- [Exercise requirements]: Your answer should be a single number: the count of lines that include "ikke".

Data records
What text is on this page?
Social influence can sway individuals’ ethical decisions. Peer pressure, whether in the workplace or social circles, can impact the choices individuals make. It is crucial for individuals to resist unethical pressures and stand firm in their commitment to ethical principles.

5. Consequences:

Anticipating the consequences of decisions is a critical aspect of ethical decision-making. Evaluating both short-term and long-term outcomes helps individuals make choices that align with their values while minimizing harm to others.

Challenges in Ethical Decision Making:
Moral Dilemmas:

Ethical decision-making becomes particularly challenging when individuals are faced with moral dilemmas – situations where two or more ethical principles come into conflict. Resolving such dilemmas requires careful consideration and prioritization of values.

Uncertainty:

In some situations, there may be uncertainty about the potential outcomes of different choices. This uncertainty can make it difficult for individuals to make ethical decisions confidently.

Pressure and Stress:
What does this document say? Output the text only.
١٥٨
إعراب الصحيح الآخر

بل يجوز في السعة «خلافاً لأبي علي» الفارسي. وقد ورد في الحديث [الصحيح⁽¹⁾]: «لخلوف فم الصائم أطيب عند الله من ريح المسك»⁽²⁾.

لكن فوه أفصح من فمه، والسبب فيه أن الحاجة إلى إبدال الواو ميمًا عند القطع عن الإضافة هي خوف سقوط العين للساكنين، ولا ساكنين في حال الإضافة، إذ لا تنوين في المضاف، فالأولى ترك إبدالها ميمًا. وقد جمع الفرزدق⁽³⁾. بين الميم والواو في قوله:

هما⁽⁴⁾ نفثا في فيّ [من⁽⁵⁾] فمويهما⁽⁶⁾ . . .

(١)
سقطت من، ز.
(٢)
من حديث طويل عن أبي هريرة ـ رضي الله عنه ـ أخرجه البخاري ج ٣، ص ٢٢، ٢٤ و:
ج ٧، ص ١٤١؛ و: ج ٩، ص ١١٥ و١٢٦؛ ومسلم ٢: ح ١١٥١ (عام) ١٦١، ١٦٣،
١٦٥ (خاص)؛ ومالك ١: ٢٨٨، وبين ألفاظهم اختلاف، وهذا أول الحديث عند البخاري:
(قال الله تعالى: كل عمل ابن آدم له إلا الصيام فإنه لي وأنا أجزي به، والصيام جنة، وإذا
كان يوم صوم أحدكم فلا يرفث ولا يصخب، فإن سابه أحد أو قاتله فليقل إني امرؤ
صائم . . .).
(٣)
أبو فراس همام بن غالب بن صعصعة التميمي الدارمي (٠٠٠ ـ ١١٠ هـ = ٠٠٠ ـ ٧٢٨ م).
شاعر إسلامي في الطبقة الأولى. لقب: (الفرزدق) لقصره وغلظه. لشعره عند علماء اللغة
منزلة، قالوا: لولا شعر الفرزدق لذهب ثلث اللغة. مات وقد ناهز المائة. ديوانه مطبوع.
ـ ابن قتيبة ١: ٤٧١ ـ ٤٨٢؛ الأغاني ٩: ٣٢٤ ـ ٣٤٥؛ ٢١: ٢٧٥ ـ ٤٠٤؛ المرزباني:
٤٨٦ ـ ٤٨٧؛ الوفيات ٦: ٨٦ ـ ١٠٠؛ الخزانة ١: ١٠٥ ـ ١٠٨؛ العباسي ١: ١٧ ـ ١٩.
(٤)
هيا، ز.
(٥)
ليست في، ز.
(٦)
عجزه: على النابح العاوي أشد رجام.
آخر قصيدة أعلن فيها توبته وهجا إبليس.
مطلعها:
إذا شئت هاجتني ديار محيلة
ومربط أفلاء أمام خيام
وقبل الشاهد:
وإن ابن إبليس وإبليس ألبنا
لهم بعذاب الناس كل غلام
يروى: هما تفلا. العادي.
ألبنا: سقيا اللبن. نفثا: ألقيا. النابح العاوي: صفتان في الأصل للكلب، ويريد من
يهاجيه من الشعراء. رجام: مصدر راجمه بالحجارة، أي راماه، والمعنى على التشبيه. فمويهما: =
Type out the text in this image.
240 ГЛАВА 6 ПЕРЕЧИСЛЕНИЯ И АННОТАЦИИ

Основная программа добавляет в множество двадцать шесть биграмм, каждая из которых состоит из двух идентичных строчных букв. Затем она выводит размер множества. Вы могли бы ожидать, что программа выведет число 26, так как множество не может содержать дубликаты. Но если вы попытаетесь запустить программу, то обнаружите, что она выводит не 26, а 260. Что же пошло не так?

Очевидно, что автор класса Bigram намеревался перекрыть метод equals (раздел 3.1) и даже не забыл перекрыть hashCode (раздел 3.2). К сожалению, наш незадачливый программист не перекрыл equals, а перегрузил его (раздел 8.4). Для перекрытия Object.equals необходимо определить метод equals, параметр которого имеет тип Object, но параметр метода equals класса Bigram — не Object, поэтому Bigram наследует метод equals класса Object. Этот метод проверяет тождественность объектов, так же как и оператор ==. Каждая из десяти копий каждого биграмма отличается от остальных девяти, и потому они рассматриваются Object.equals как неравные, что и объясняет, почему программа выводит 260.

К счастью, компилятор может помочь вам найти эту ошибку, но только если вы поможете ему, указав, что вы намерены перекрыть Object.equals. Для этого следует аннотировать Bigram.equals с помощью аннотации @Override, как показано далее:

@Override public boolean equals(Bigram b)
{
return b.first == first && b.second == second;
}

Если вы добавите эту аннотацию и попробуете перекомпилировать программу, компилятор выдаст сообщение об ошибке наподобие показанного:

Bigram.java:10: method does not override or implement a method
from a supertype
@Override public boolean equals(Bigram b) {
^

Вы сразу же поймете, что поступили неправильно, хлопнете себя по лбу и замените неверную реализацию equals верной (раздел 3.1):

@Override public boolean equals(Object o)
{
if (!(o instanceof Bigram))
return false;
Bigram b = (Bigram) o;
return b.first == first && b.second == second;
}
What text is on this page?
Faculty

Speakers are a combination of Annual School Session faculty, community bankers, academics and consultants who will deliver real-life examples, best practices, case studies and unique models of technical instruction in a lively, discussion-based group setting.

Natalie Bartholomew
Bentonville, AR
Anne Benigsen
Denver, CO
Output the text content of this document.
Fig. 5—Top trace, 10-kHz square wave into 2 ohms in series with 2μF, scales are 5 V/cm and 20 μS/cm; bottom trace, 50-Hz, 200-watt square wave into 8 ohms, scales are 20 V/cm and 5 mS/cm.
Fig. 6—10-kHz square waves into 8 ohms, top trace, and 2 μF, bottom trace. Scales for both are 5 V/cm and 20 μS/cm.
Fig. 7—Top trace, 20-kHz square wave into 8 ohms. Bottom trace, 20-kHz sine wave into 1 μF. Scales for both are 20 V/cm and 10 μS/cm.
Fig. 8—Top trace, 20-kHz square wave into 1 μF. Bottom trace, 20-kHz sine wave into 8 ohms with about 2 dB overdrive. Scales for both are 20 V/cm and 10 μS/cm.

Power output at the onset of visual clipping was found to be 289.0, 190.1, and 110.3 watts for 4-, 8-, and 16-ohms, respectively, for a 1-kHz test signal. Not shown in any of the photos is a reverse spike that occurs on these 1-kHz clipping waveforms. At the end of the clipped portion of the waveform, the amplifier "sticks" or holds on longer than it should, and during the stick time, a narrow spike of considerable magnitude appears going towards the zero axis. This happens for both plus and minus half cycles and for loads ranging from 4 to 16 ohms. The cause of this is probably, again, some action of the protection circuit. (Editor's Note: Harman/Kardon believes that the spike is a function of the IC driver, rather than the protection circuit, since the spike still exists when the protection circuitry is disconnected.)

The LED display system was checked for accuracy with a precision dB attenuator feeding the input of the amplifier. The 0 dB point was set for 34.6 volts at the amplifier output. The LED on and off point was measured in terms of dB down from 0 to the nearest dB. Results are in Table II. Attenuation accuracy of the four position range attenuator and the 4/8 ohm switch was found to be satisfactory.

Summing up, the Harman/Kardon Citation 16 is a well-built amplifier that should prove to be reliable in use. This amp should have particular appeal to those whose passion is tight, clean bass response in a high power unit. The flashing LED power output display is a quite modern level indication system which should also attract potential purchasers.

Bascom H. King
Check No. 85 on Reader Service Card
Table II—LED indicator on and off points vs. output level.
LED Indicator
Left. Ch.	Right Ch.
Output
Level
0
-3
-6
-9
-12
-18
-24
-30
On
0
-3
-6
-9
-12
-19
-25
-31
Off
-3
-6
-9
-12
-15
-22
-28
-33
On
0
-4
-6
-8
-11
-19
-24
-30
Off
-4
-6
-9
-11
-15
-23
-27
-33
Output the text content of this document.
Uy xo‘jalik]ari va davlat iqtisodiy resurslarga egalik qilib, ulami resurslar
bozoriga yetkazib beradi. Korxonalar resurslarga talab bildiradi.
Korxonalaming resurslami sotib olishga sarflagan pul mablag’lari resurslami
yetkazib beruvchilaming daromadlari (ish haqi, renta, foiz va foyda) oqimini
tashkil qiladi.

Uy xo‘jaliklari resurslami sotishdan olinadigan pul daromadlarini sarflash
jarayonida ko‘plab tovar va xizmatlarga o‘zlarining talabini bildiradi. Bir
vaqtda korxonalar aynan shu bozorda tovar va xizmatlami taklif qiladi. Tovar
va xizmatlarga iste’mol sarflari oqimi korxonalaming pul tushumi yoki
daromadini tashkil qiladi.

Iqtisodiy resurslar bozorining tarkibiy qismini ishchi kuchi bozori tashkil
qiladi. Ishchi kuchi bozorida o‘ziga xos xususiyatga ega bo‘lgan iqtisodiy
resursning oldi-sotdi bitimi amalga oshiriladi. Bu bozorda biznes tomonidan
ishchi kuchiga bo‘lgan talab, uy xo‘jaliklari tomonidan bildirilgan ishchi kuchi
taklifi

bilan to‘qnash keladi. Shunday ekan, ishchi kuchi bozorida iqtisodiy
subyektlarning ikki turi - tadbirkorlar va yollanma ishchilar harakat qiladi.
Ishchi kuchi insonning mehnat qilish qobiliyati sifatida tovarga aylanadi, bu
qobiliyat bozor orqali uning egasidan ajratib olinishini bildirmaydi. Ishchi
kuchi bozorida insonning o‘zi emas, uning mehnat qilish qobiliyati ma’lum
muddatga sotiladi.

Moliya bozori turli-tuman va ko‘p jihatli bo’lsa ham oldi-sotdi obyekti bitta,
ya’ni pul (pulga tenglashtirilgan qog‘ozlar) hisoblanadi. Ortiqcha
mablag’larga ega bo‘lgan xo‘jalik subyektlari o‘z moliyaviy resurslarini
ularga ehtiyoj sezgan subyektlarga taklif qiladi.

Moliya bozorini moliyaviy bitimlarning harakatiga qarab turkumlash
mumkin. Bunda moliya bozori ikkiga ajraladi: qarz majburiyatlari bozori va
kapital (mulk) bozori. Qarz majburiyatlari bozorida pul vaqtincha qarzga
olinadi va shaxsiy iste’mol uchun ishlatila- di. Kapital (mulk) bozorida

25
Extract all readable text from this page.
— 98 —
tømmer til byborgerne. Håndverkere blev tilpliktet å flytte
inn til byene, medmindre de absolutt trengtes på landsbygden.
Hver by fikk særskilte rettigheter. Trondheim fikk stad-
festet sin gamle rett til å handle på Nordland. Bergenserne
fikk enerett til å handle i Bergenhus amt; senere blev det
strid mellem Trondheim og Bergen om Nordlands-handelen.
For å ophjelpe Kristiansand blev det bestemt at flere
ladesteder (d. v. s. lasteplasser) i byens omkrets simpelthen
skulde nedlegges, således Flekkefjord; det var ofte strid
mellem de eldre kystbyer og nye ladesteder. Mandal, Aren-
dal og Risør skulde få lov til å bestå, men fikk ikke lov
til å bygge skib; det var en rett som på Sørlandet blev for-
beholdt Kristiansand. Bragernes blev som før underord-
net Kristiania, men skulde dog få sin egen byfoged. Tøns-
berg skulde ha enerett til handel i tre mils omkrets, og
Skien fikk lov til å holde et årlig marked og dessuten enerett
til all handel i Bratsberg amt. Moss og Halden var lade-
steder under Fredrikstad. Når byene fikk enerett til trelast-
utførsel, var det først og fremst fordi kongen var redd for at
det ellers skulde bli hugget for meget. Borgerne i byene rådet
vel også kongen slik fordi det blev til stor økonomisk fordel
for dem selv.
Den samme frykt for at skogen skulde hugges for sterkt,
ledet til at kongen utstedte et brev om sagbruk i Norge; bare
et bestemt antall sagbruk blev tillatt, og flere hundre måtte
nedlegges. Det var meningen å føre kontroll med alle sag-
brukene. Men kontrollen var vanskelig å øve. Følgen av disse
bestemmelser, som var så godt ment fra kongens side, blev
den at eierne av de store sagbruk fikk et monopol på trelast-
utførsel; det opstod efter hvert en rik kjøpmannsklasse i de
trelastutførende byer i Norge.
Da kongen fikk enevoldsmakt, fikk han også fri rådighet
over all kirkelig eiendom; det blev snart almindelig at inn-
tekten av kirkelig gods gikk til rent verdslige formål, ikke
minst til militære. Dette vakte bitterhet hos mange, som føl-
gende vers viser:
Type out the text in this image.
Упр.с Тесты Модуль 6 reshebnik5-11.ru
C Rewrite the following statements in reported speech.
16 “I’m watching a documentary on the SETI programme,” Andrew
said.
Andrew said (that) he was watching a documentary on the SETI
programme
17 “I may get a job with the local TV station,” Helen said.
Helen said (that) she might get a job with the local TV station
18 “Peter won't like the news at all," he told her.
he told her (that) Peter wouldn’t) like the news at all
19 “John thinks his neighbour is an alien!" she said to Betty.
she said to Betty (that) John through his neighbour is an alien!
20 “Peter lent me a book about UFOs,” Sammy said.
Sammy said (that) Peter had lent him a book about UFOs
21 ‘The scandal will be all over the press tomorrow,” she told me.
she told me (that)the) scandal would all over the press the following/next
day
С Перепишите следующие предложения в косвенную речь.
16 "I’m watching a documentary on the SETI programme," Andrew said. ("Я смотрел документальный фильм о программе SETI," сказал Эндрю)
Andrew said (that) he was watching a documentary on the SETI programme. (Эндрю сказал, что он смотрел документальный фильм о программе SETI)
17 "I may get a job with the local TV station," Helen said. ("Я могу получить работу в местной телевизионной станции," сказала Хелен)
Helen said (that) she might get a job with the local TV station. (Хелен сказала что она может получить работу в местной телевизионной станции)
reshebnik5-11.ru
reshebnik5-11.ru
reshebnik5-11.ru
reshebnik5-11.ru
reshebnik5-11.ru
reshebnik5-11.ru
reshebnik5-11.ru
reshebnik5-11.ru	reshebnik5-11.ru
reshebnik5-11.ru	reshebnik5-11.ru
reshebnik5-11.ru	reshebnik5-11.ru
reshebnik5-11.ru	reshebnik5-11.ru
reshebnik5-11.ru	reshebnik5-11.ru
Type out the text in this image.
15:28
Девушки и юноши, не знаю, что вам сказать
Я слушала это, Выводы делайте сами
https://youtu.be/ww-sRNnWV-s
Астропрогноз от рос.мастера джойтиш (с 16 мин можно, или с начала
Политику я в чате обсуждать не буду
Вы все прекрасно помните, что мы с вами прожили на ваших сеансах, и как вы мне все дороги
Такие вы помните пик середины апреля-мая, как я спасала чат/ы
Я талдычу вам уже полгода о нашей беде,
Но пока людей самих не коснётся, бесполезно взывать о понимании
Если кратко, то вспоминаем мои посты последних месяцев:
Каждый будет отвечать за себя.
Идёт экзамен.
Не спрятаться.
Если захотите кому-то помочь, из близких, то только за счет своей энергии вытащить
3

- [Expected answer]: 2